■ Given entries ■
'''

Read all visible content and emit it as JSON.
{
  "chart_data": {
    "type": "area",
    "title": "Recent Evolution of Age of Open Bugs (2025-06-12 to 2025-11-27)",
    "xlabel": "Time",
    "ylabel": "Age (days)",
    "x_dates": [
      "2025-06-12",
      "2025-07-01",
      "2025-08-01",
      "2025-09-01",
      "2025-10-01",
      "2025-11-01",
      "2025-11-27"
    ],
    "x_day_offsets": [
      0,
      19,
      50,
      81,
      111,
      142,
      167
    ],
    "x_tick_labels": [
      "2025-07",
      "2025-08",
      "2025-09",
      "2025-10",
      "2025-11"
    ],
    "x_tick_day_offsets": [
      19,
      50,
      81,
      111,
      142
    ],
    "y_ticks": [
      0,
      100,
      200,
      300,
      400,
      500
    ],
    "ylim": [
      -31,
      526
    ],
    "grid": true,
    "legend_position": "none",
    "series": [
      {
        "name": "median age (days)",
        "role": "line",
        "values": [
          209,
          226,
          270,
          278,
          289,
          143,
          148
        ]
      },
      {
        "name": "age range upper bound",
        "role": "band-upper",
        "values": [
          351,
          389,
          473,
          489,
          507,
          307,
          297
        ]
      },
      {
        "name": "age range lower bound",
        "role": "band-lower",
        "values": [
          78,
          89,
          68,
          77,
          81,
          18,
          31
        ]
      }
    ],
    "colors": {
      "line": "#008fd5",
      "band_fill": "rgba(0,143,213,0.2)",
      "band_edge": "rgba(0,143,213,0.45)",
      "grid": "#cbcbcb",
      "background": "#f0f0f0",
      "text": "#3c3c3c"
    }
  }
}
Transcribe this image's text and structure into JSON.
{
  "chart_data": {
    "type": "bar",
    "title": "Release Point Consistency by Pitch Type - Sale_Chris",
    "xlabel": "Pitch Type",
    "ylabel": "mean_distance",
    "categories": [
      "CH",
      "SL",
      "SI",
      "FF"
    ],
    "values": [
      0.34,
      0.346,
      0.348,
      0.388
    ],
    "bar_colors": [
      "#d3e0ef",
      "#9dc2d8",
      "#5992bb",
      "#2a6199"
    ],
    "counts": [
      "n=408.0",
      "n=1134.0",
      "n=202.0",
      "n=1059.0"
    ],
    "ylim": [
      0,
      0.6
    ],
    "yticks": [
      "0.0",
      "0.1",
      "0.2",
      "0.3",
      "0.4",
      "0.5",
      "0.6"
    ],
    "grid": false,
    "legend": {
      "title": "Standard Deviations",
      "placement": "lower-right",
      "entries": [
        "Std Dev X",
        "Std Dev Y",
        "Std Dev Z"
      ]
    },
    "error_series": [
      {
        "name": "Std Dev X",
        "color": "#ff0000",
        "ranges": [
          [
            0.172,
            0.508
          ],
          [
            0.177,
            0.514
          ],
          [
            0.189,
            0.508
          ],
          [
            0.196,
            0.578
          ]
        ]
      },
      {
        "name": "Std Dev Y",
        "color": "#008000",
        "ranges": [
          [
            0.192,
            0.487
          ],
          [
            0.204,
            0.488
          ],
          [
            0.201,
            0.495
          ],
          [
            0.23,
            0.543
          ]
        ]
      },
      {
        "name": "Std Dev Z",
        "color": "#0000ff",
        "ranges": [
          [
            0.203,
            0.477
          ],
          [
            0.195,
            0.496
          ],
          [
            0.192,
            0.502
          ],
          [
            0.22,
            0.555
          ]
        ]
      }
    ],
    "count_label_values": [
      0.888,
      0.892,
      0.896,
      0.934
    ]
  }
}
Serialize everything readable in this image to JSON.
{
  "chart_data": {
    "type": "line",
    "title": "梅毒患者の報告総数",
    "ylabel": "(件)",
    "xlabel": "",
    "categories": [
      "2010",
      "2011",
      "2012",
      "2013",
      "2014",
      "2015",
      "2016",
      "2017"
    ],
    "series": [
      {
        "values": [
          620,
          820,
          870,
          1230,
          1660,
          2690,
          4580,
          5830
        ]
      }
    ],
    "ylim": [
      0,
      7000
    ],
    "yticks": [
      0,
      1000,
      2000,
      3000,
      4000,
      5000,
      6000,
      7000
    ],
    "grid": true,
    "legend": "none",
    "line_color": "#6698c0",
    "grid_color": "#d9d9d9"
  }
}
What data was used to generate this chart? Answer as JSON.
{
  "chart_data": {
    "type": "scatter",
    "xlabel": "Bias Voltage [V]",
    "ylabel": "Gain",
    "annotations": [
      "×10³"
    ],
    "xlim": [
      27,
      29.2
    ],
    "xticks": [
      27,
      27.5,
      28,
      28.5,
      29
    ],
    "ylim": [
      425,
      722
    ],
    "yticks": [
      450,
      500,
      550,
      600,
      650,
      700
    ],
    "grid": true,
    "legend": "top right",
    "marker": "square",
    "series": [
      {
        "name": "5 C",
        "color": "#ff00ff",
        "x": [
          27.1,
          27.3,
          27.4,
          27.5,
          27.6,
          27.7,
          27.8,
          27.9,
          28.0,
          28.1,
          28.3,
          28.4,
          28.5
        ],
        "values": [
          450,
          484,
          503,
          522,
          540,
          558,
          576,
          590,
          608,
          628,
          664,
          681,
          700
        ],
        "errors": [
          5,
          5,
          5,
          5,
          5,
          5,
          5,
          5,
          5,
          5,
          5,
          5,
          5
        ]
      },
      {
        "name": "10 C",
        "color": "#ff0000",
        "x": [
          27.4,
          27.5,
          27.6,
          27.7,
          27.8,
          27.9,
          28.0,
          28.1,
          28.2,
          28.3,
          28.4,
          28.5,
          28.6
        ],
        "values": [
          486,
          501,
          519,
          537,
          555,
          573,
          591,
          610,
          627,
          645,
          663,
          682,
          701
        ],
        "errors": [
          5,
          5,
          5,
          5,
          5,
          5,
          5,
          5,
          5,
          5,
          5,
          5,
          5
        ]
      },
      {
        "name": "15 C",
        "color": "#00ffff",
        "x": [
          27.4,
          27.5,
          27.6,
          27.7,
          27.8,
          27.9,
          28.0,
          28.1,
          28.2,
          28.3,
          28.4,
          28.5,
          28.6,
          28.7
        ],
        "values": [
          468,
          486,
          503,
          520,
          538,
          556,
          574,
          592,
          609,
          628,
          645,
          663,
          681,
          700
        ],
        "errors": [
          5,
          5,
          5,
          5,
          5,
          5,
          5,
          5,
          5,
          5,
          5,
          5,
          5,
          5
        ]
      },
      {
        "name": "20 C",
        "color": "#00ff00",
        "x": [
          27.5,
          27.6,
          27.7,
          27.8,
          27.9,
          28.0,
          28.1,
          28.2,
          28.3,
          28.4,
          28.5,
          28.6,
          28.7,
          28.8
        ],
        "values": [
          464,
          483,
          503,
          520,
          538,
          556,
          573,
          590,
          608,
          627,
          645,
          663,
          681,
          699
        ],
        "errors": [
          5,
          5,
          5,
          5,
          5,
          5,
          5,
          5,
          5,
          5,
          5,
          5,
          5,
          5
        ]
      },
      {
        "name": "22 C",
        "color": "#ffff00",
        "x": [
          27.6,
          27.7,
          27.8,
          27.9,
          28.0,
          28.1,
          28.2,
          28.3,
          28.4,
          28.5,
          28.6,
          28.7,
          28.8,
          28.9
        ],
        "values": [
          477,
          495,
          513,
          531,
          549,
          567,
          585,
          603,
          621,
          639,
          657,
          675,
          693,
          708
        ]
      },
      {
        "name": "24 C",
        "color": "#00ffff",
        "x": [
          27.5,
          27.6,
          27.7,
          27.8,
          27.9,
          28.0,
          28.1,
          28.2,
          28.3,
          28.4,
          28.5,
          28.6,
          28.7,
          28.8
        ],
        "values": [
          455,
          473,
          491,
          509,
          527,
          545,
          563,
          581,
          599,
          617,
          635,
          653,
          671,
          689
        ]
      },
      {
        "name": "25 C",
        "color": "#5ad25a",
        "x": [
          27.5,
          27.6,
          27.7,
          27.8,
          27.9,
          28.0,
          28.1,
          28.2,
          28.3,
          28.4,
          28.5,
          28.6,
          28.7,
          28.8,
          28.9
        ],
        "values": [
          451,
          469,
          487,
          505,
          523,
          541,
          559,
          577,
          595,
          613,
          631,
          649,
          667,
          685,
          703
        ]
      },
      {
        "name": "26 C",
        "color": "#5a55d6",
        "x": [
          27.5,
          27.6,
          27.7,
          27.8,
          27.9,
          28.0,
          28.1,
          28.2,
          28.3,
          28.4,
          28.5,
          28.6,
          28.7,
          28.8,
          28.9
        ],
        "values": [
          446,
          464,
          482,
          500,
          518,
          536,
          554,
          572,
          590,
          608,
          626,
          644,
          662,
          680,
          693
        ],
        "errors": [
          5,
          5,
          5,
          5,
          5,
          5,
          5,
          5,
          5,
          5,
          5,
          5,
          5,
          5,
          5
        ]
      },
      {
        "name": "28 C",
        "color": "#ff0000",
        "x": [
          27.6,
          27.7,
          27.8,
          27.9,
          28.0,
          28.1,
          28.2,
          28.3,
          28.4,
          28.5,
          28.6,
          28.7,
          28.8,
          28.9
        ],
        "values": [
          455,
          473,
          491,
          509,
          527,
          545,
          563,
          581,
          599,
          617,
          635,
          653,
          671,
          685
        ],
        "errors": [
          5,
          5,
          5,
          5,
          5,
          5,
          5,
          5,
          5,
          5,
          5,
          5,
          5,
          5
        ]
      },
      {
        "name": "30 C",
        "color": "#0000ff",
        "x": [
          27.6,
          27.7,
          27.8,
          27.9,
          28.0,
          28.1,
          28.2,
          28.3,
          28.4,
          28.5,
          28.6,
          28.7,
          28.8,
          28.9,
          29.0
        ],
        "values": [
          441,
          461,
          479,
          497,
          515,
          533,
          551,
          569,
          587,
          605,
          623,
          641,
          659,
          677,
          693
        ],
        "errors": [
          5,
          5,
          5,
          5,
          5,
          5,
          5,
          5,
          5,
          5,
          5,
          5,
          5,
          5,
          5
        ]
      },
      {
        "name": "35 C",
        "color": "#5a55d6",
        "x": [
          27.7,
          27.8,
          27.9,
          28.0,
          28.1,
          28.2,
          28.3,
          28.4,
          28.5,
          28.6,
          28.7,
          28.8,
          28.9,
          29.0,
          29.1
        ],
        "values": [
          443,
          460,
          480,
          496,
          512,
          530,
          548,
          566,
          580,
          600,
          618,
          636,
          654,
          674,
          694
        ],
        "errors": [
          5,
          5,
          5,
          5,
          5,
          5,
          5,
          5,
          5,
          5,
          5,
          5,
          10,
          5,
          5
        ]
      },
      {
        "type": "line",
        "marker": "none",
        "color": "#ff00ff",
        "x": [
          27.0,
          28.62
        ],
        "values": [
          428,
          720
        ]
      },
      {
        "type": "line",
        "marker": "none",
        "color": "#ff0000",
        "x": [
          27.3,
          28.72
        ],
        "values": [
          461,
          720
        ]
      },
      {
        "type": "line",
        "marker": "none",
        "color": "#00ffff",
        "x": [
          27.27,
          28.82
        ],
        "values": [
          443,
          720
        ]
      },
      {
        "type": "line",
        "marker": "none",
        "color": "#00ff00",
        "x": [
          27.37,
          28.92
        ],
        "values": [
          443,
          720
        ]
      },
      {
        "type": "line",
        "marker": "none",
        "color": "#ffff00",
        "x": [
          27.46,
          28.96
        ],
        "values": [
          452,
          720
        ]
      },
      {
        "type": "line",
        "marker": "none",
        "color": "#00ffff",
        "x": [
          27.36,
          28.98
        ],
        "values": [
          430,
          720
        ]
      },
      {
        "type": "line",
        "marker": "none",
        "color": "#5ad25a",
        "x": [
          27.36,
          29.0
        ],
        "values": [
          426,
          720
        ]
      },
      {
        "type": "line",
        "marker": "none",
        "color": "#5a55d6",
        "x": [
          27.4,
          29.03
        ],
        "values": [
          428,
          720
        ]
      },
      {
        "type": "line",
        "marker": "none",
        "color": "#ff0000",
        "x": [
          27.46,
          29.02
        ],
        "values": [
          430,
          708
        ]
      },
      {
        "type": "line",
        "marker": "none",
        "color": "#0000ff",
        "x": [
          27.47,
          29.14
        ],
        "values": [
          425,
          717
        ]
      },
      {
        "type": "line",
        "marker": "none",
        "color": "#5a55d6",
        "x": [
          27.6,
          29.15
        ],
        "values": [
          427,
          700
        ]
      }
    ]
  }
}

'''

■ Written exercise ■
Which lines above contain "ylabel"? Show each of them.

■ Task result ■
    "ylabel": "Age (days)",
    "ylabel": "mean_distance",
    "ylabel": "(件)",
    "ylabel": "Gain",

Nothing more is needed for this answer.